* DIRECTIONS:
Your task is to output the data exactly as it stands.

--- start of INPUT DATA ---

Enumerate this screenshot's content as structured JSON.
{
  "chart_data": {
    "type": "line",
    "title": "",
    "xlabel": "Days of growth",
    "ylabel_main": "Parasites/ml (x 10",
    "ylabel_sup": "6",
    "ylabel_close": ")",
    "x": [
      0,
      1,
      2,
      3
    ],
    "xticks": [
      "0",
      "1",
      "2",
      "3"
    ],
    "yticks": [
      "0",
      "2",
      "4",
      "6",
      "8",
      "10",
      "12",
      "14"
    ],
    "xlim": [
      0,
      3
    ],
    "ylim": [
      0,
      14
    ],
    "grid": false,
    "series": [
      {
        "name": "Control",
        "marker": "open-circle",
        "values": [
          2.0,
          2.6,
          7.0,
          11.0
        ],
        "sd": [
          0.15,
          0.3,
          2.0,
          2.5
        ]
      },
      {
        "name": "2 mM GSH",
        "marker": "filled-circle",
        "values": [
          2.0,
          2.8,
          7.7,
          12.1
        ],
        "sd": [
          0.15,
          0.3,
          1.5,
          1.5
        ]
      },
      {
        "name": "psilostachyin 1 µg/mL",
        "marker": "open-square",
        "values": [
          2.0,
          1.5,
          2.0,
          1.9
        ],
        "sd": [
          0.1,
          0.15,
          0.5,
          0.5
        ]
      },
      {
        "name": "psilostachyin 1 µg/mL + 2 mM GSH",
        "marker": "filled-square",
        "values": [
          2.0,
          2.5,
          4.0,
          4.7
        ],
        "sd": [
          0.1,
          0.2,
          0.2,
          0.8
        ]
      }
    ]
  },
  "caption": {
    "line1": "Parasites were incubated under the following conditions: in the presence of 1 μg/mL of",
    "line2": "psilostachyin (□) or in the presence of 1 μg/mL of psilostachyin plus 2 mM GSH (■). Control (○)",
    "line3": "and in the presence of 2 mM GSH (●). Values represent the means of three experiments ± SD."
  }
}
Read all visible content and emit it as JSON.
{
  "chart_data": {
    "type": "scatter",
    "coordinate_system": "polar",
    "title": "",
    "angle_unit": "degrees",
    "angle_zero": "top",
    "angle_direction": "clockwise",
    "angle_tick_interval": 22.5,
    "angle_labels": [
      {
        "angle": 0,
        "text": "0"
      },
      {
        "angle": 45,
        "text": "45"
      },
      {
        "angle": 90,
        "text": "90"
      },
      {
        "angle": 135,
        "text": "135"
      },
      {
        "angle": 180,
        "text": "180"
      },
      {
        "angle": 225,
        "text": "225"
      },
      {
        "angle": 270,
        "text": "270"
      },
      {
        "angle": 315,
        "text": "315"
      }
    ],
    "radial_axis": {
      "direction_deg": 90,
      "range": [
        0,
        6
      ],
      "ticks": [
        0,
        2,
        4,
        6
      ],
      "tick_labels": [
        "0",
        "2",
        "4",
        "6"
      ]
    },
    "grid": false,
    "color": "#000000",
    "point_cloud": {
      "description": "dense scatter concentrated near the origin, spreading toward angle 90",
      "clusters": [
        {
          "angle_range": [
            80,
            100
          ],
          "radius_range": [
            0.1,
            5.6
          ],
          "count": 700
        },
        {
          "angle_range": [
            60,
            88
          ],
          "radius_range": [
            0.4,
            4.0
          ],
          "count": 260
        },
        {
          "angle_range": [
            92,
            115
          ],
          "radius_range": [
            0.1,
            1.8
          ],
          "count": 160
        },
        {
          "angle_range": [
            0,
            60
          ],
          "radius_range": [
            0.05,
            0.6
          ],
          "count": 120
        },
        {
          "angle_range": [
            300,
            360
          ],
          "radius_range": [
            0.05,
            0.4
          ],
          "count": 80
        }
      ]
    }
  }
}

--- end of INPUT DATA ---

* RESULT FOR THIS EXERCISE:
Enumerate this screenshot's content as structured JSON.
{
  "chart_data": {
    "type": "line",
    "title": "",
    "xlabel": "Days of growth",
    "ylabel_main": "Parasites/ml (x 10",
    "ylabel_sup": "6",
    "ylabel_close": ")",
    "x": [
      0,
      1,
      2,
      3
    ],
    "xticks": [
      "0",
      "1",
      "2",
      "3"
    ],
    "yticks": [
      "0",
      "2",
      "4",
      "6",
      "8",
      "10",
      "12",
      "14"
    ],
    "xlim": [
      0,
      3
    ],
    "ylim": [
      0,
      14
    ],
    "grid": false,
    "series": [
      {
        "name": "Control",
        "marker": "open-circle",
        "values": [
          2.0,
          2.6,
          7.0,
          11.0
        ],
        "sd": [
          0.15,
          0.3,
          2.0,
          2.5
        ]
      },
      {
        "name": "2 mM GSH",
        "marker": "filled-circle",
        "values": [
          2.0,
          2.8,
          7.7,
          12.1
        ],
        "sd": [
          0.15,
          0.3,
          1.5,
          1.5
        ]
      },
      {
        "name": "psilostachyin 1 µg/mL",
        "marker": "open-square",
        "values": [
          2.0,
          1.5,
          2.0,
          1.9
        ],
        "sd": [
          0.1,
          0.15,
          0.5,
          0.5
        ]
      },
      {
        "name": "psilostachyin 1 µg/mL + 2 mM GSH",
        "marker": "filled-square",
        "values": [
          2.0,
          2.5,
          4.0,
          4.7
        ],
        "sd": [
          0.1,
          0.2,
          0.2,
          0.8
        ]
      }
    ]
  },
  "caption": {
    "line1": "Parasites were incubated under the following conditions: in the presence of 1 μg/mL of",
    "line2": "psilostachyin (□) or in the presence of 1 μg/mL of psilostachyin plus 2 mM GSH (■). Control (○)",
    "line3": "and in the presence of 2 mM GSH (●). Values represent the means of three experiments ± SD."
  }
}
Read all visible content and emit it as JSON.
{
  "chart_data": {
    "type": "scatter",
    "coordinate_system": "polar",
    "title": "",
    "angle_unit": "degrees",
    "angle_zero": "top",
    "angle_direction": "clockwise",
    "angle_tick_interval": 22.5,
    "angle_labels": [
      {
        "angle": 0,
        "text": "0"
      },
      {
        "angle": 45,
        "text": "45"
      },
      {
        "angle": 90,
        "text": "90"
      },
      {
        "angle": 135,
        "text": "135"
      },
      {
        "angle": 180,
        "text": "180"
      },
      {
        "angle": 225,
        "text": "225"
      },
      {
        "angle": 270,
        "text": "270"
      },
      {
        "angle": 315,
        "text": "315"
      }
    ],
    "radial_axis": {
      "direction_deg": 90,
      "range": [
        0,
        6
      ],
      "ticks": [
        0,
        2,
        4,
        6
      ],
      "tick_labels": [
        "0",
        "2",
        "4",
        "6"
      ]
    },
    "grid": false,
    "color": "#000000",
    "point_cloud": {
      "description": "dense scatter concentrated near the origin, spreading toward angle 90",
      "clusters": [
        {
          "angle_range": [
            80,
            100
          ],
          "radius_range": [
            0.1,
            5.6
          ],
          "count": 700
        },
        {
          "angle_range": [
            60,
            88
          ],
          "radius_range": [
            0.4,
            4.0
          ],
          "count": 260
        },
        {
          "angle_range": [
            92,
            115
          ],
          "radius_range": [
            0.1,
            1.8
          ],
          "count": 160
        },
        {
          "angle_range": [
            0,
            60
          ],
          "radius_range": [
            0.05,
            0.6
          ],
          "count": 120
        },
        {
          "angle_range": [
            300,
            360
          ],
          "radius_range": [
            0.05,
            0.4
          ],
          "count": 80
        }
      ]
    }
  }
}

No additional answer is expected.